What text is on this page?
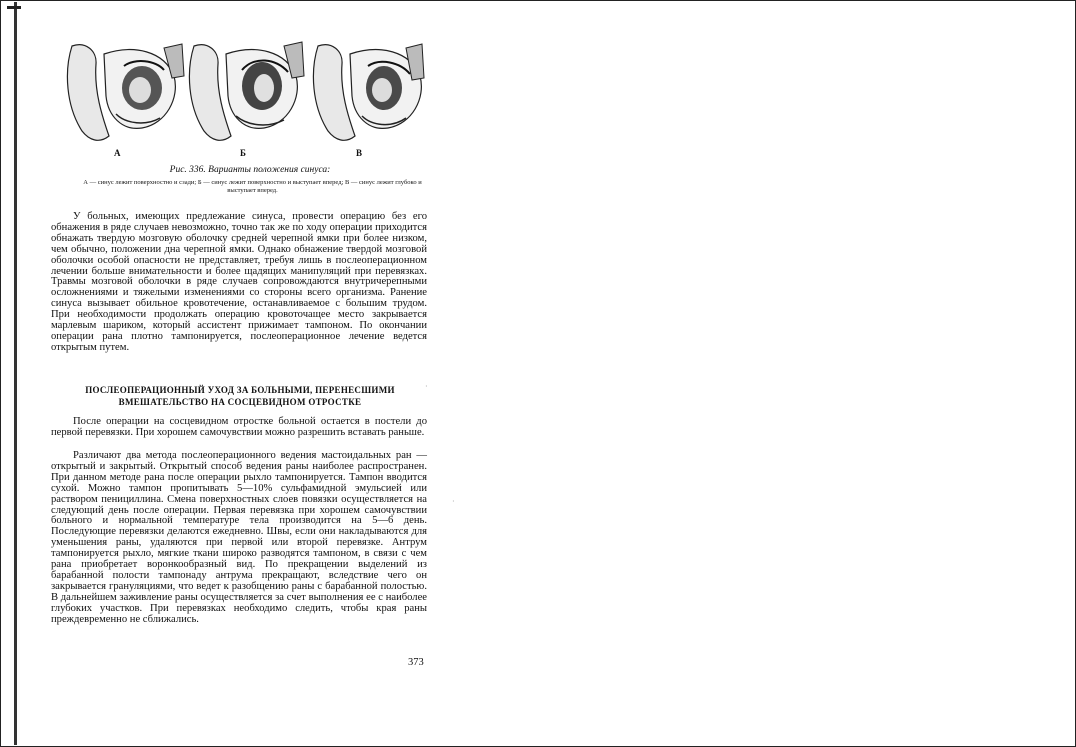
А	Б	В
Рис. 336. Варианты положения синуса:
А — синус лежит поверхностно и сзади; Б — синус лежит поверхностно и выступает вперед; В — синус лежит глубоко и выступает вперед.

У больных, имеющих предлежание синуса, провести операцию без его обнажения в ряде случаев невозможно, точно так же по ходу операции приходится обнажать твердую мозговую оболочку средней черепной ямки при более низком, чем обычно, положении дна черепной ямки. Однако обнажение твердой мозговой оболочки особой опасности не представляет, требуя лишь в послеоперационном лечении больше внимательности и более щадящих манипуляций при перевязках. Травмы мозговой оболочки в ряде случаев сопровождаются внутричерепными осложнениями и тяжелыми изменениями со стороны всего организма. Ранение синуса вызывает обильное кровотечение, останавливаемое с большим трудом. При необходимости продолжать операцию кровоточащее место закрывается марлевым шариком, который ассистент прижимает тампоном. По окончании операции рана плотно тампонируется, послеоперационное лечение ведется открытым путем.

ПОСЛЕОПЕРАЦИОННЫЙ УХОД ЗА БОЛЬНЫМИ, ПЕРЕНЕСШИМИ
ВМЕШАТЕЛЬСТВО НА СОСЦЕВИДНОМ ОТРОСТКЕ

После операции на сосцевидном отростке больной остается в постели до первой перевязки. При хорошем самочувствии можно разрешить вставать раньше.

Различают два метода послеоперационного ведения мастоидальных ран — открытый и закрытый. Открытый способ ведения раны наиболее распространен. При данном методе рана после операции рыхло тампонируется. Тампон вводится сухой. Можно тампон пропитывать 5—10% сульфамидной эмульсией или раствором пенициллина. Смена поверхностных слоев повязки осуществляется на следующий день после операции. Первая перевязка при хорошем самочувствии больного и нормальной температуре тела производится на 5—6 день. Последующие перевязки делаются ежедневно. Швы, если они накладываются для уменьшения раны, удаляются при первой или второй перевязке. Антрум тампонируется рыхло, мягкие ткани широко разводятся тампоном, в связи с чем рана приобретает воронкообразный вид. По прекращении выделений из барабанной полости тампонаду антрума прекращают, вследствие чего он закрывается грануляциями, что ведет к разобщению раны с барабанной полостью. В дальнейшем заживление раны осуществляется за счет выполнения ее с наиболее глубоких участков. При перевязках необходимо следить, чтобы края раны преждевременно не сближались.

373
·
·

# [PROBLEM]
Copy the data character for character, but drop all pictures from the copy.

# [ANSWER TO THIS EXERCISE]
What text is on this page?
А	Б	В
Рис. 336. Варианты положения синуса:
А — синус лежит поверхностно и сзади; Б — синус лежит поверхностно и выступает вперед; В — синус лежит глубоко и выступает вперед.

У больных, имеющих предлежание синуса, провести операцию без его обнажения в ряде случаев невозможно, точно так же по ходу операции приходится обнажать твердую мозговую оболочку средней черепной ямки при более низком, чем обычно, положении дна черепной ямки. Однако обнажение твердой мозговой оболочки особой опасности не представляет, требуя лишь в послеоперационном лечении больше внимательности и более щадящих манипуляций при перевязках. Травмы мозговой оболочки в ряде случаев сопровождаются внутричерепными осложнениями и тяжелыми изменениями со стороны всего организма. Ранение синуса вызывает обильное кровотечение, останавливаемое с большим трудом. При необходимости продолжать операцию кровоточащее место закрывается марлевым шариком, который ассистент прижимает тампоном. По окончании операции рана плотно тампонируется, послеоперационное лечение ведется открытым путем.

ПОСЛЕОПЕРАЦИОННЫЙ УХОД ЗА БОЛЬНЫМИ, ПЕРЕНЕСШИМИ
ВМЕШАТЕЛЬСТВО НА СОСЦЕВИДНОМ ОТРОСТКЕ

После операции на сосцевидном отростке больной остается в постели до первой перевязки. При хорошем самочувствии можно разрешить вставать раньше.

Различают два метода послеоперационного ведения мастоидальных ран — открытый и закрытый. Открытый способ ведения раны наиболее распространен. При данном методе рана после операции рыхло тампонируется. Тампон вводится сухой. Можно тампон пропитывать 5—10% сульфамидной эмульсией или раствором пенициллина. Смена поверхностных слоев повязки осуществляется на следующий день после операции. Первая перевязка при хорошем самочувствии больного и нормальной температуре тела производится на 5—6 день. Последующие перевязки делаются ежедневно. Швы, если они накладываются для уменьшения раны, удаляются при первой или второй перевязке. Антрум тампонируется рыхло, мягкие ткани широко разводятся тампоном, в связи с чем рана приобретает воронкообразный вид. По прекращении выделений из барабанной полости тампонаду антрума прекращают, вследствие чего он закрывается грануляциями, что ведет к разобщению раны с барабанной полостью. В дальнейшем заживление раны осуществляется за счет выполнения ее с наиболее глубоких участков. При перевязках необходимо следить, чтобы края раны преждевременно не сближались.

373
·
·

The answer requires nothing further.